* Exercise
Identify every line in the records below that contains the word "مصطفى", and copy each of those lines.

* Information supplied
————————

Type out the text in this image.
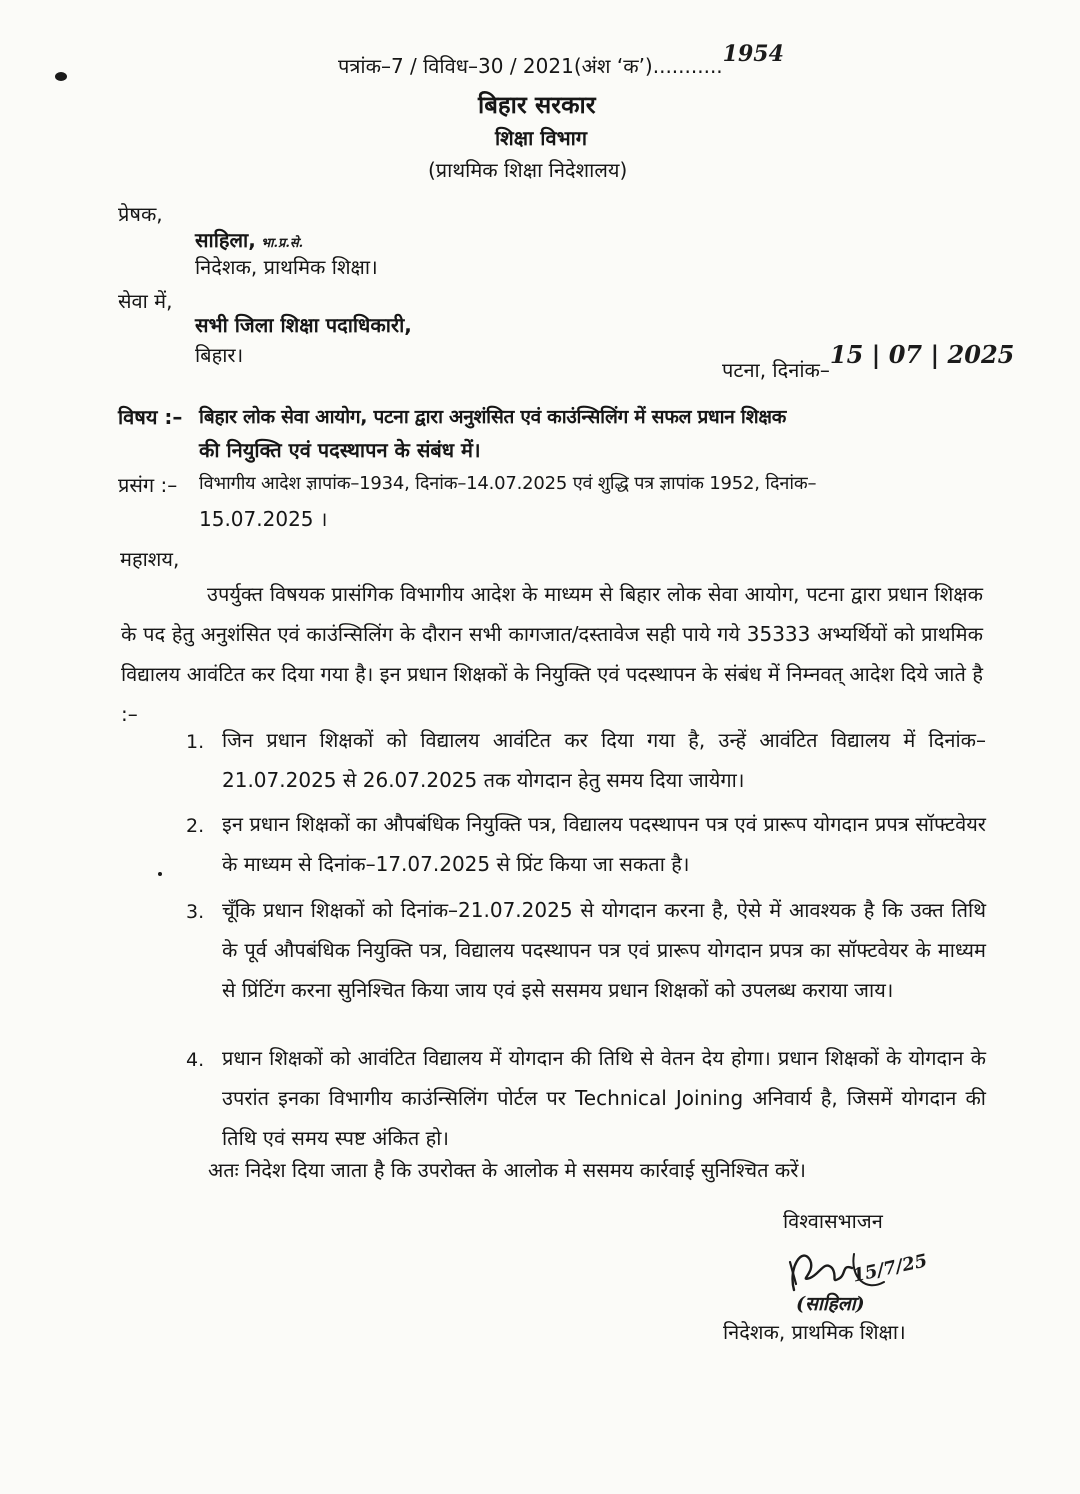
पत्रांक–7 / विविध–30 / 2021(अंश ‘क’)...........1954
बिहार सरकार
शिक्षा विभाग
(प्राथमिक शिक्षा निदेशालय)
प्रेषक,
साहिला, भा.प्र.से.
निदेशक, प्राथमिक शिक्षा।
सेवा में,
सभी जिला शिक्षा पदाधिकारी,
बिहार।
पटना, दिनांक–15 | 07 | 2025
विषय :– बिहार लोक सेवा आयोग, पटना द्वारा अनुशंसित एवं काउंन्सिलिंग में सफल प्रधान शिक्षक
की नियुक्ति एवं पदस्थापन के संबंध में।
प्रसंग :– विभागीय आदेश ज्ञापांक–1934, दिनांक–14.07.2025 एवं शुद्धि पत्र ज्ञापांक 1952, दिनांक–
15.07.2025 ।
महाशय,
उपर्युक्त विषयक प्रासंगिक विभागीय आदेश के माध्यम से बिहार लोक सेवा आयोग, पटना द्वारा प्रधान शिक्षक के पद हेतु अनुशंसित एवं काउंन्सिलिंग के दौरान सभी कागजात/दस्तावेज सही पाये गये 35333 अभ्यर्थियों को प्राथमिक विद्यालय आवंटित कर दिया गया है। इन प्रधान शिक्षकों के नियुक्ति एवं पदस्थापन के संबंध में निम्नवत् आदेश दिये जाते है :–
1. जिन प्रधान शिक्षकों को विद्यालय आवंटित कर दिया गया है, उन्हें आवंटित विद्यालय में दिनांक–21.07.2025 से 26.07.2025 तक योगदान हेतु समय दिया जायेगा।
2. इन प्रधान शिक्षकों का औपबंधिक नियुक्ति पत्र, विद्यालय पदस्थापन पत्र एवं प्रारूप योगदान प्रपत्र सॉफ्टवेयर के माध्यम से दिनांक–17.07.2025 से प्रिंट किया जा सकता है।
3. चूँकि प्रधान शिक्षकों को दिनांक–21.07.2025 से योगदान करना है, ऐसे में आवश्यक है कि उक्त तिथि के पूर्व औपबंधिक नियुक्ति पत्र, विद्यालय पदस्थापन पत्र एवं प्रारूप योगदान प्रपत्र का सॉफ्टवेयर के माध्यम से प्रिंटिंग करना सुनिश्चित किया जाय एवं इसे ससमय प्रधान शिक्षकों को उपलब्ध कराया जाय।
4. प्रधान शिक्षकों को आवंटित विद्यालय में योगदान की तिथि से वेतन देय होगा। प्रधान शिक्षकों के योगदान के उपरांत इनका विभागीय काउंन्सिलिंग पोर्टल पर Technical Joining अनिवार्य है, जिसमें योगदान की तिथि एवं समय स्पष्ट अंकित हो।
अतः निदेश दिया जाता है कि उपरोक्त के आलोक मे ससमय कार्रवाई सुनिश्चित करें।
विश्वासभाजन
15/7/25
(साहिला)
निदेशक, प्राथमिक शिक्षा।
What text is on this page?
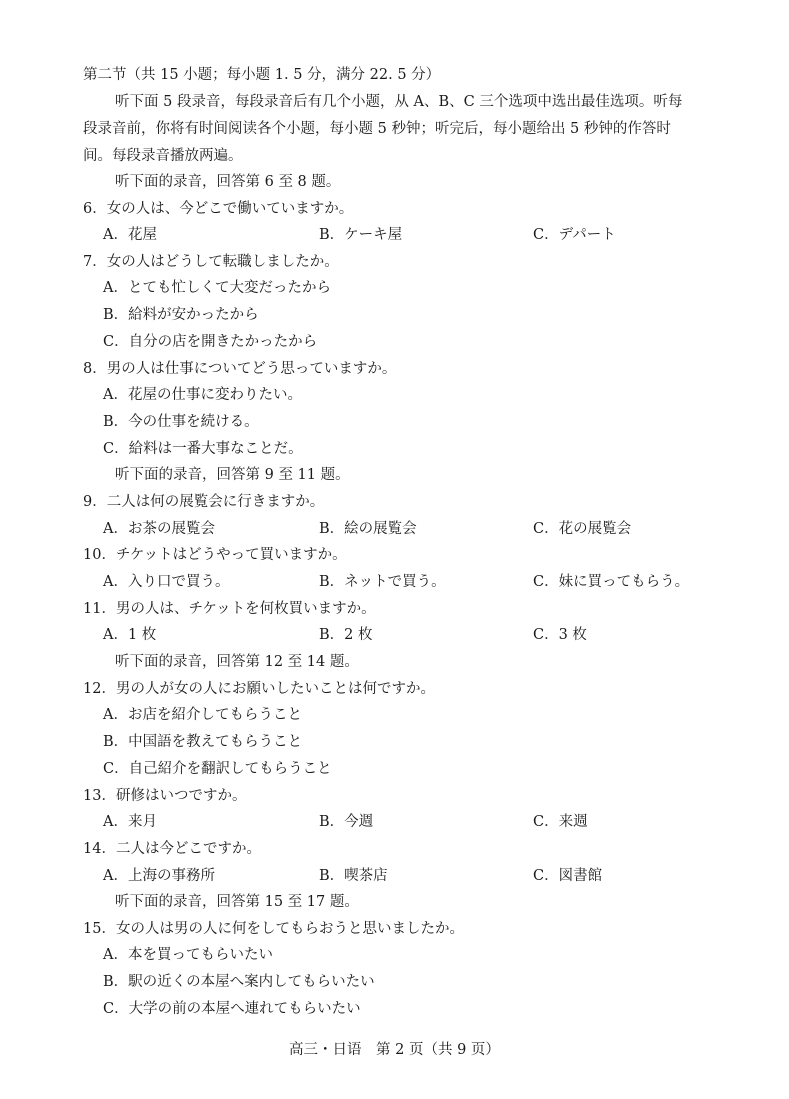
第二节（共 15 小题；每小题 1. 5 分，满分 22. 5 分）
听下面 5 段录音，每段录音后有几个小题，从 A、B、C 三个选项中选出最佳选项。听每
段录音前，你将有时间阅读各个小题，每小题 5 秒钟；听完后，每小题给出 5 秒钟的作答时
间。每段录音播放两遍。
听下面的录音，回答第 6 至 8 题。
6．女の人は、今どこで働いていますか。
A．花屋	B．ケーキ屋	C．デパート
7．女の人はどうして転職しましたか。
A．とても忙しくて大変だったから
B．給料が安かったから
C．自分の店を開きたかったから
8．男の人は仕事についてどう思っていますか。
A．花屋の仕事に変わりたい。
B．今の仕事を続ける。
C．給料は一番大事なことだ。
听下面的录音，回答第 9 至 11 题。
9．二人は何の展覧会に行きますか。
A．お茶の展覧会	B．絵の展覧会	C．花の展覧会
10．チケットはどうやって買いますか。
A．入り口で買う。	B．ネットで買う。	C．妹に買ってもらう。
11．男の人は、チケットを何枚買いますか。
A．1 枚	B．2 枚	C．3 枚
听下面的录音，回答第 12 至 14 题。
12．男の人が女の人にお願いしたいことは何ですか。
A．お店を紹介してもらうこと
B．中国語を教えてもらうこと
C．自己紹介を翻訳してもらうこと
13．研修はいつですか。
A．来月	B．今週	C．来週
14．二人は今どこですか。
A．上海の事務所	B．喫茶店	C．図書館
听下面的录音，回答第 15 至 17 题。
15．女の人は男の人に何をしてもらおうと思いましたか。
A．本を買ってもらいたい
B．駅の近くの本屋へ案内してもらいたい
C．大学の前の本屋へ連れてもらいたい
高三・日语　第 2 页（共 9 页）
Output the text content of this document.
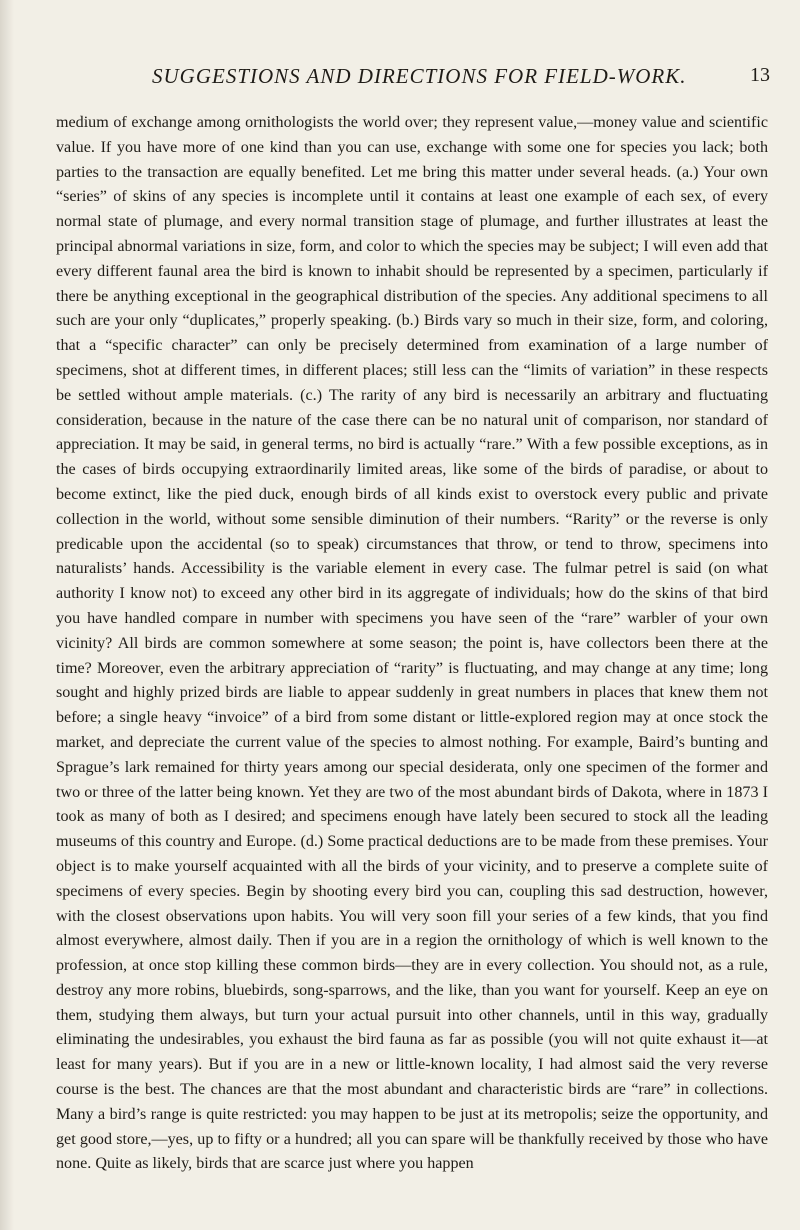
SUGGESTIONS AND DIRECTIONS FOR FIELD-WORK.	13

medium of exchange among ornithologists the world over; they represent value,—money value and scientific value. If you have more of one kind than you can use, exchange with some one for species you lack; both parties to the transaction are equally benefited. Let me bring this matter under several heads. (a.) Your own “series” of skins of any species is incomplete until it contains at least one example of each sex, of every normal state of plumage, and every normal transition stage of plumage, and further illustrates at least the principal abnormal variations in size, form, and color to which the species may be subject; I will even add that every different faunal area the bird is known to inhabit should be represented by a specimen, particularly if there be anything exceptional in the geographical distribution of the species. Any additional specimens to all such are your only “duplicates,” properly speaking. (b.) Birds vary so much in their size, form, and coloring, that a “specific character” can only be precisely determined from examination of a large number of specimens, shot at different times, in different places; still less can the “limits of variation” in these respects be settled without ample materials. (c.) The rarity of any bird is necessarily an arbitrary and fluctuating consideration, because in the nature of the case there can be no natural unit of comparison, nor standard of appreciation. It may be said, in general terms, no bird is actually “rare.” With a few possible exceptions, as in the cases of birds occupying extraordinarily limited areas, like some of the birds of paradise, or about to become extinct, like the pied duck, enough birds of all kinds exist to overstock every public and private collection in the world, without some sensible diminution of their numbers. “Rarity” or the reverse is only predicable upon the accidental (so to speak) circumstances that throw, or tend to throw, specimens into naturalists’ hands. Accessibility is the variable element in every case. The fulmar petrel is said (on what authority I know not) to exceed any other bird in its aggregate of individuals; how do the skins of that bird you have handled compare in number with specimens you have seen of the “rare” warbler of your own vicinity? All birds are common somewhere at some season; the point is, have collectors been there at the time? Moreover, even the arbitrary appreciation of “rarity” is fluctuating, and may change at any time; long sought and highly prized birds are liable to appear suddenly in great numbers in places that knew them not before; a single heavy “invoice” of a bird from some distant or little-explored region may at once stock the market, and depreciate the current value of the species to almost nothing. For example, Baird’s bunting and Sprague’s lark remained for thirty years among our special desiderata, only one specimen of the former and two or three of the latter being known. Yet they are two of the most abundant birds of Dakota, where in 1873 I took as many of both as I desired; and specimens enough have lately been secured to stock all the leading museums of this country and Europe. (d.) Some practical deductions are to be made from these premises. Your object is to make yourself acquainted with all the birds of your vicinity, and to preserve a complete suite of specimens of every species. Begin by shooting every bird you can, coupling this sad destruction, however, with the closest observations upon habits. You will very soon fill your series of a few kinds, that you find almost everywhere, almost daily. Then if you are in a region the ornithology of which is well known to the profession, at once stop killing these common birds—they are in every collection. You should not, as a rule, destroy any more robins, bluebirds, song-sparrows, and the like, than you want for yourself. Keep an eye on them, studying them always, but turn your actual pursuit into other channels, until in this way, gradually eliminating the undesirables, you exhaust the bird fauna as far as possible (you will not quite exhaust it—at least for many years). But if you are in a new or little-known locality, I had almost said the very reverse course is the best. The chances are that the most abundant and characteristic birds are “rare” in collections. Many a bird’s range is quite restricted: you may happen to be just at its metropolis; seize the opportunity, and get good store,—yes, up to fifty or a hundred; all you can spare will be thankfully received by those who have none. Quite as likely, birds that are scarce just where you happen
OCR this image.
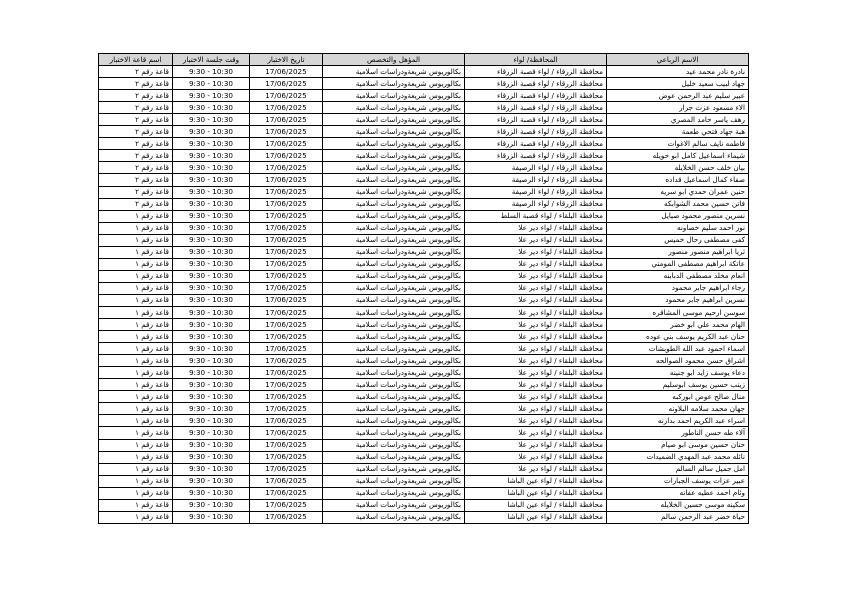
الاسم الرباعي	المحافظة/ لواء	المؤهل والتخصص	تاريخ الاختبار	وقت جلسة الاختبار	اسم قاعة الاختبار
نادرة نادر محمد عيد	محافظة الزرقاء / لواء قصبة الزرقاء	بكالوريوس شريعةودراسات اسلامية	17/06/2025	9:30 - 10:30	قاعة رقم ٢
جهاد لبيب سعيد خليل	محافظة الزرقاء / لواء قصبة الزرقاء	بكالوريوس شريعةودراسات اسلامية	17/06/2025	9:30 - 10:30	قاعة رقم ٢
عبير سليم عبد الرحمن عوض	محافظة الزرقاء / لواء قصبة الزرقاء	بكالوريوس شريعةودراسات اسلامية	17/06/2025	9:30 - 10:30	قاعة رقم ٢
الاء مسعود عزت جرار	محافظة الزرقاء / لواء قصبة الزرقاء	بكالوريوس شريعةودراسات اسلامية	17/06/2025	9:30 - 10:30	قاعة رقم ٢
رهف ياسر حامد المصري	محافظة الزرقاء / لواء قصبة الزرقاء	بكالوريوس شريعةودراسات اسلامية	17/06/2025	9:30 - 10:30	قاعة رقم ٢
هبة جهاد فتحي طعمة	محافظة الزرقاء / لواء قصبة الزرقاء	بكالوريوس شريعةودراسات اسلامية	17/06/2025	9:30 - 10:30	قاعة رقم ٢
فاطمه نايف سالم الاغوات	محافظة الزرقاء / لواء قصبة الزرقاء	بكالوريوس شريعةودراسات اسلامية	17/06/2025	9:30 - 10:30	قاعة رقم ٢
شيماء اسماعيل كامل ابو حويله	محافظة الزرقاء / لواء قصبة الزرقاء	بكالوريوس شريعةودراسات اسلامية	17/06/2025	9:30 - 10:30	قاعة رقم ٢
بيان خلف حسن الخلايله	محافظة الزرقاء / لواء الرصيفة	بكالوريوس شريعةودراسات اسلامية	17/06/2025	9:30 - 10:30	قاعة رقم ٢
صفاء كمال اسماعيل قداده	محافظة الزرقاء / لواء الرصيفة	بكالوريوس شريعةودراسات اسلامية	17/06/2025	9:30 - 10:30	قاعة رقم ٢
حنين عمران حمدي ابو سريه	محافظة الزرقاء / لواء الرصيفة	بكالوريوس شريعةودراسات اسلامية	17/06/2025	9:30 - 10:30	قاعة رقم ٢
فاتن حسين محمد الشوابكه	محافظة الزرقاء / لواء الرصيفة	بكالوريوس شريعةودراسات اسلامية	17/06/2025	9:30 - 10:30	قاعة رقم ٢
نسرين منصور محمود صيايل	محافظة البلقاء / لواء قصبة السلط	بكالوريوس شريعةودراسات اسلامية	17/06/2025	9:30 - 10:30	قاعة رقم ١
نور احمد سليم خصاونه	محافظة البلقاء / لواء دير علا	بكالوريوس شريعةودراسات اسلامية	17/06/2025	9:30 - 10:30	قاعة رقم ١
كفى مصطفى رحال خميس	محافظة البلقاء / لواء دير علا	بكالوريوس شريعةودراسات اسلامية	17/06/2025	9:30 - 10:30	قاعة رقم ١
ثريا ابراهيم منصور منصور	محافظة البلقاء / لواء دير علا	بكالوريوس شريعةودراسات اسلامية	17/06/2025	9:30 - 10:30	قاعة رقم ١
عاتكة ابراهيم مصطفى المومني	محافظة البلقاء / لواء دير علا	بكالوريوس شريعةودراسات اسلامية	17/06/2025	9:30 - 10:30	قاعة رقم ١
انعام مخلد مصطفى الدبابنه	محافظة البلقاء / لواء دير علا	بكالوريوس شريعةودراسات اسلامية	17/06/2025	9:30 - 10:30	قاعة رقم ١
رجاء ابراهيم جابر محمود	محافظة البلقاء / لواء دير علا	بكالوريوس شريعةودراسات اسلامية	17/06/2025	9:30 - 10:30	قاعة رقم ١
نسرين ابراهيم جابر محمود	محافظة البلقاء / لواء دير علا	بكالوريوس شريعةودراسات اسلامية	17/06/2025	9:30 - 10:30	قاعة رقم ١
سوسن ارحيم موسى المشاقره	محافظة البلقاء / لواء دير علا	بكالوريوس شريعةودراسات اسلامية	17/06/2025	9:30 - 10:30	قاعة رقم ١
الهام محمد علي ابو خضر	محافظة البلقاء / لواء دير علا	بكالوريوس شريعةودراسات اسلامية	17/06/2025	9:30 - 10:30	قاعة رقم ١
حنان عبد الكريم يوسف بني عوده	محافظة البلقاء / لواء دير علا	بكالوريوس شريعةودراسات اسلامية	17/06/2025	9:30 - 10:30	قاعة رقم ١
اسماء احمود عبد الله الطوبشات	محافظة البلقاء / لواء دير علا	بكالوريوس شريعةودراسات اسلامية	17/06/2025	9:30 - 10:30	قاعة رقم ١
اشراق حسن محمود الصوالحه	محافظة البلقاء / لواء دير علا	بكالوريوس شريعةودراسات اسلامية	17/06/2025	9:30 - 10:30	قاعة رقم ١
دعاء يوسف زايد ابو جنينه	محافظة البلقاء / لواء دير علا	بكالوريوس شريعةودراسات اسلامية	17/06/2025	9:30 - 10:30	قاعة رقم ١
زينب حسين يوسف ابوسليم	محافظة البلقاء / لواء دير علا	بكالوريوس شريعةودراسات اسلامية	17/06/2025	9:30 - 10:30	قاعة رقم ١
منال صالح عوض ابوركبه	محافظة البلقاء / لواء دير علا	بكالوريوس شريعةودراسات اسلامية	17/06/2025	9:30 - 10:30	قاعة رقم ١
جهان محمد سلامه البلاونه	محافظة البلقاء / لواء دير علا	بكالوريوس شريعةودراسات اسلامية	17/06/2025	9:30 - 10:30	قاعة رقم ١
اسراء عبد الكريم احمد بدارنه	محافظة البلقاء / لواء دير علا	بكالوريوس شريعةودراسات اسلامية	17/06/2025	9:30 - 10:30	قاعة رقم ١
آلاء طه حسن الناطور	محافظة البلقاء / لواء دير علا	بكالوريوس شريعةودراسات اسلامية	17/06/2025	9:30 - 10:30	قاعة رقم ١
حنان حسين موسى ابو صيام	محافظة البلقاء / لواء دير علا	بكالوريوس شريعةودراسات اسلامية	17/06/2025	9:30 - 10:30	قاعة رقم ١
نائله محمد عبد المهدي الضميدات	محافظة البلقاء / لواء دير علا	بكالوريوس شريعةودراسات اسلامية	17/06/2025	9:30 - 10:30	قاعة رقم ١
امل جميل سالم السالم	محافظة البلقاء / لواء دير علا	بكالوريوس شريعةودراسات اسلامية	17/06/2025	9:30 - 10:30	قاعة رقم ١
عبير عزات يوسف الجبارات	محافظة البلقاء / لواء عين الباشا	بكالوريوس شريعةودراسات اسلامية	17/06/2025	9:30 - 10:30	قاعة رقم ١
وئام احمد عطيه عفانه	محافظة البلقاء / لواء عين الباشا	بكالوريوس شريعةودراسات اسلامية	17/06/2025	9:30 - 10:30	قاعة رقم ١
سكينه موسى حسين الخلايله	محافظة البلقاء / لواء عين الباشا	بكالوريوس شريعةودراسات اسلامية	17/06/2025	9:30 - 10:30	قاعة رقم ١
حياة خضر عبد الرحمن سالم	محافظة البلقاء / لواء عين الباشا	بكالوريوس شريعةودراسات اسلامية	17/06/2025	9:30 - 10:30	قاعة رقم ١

————————

* Written response
كفى مصطفى رحال خميس	محافظة البلقاء / لواء دير علا	بكالوريوس شريعةودراسات اسلامية	17/06/2025	9:30 - 10:30	قاعة رقم ١
عاتكة ابراهيم مصطفى المومني	محافظة البلقاء / لواء دير علا	بكالوريوس شريعةودراسات اسلامية	17/06/2025	9:30 - 10:30	قاعة رقم ١
انعام مخلد مصطفى الدبابنه	محافظة البلقاء / لواء دير علا	بكالوريوس شريعةودراسات اسلامية	17/06/2025	9:30 - 10:30	قاعة رقم ١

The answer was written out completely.